__WRITTEN TASK__: Go through the listing and copy every line word for word.

__MATERIAL__:
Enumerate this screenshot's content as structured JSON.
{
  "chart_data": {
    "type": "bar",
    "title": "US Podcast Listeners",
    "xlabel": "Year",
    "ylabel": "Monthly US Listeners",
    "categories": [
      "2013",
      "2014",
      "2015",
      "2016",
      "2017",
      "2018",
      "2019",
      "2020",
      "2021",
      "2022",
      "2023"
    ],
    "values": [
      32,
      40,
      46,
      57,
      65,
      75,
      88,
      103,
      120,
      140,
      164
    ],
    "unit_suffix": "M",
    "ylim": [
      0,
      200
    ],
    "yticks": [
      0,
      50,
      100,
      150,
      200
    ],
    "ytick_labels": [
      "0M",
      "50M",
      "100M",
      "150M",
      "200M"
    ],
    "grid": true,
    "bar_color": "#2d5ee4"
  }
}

__THE OUTPUT__:
Enumerate this screenshot's content as structured JSON.
{
  "chart_data": {
    "type": "bar",
    "title": "US Podcast Listeners",
    "xlabel": "Year",
    "ylabel": "Monthly US Listeners",
    "categories": [
      "2013",
      "2014",
      "2015",
      "2016",
      "2017",
      "2018",
      "2019",
      "2020",
      "2021",
      "2022",
      "2023"
    ],
    "values": [
      32,
      40,
      46,
      57,
      65,
      75,
      88,
      103,
      120,
      140,
      164
    ],
    "unit_suffix": "M",
    "ylim": [
      0,
      200
    ],
    "yticks": [
      0,
      50,
      100,
      150,
      200
    ],
    "ytick_labels": [
      "0M",
      "50M",
      "100M",
      "150M",
      "200M"
    ],
    "grid": true,
    "bar_color": "#2d5ee4"
  }
}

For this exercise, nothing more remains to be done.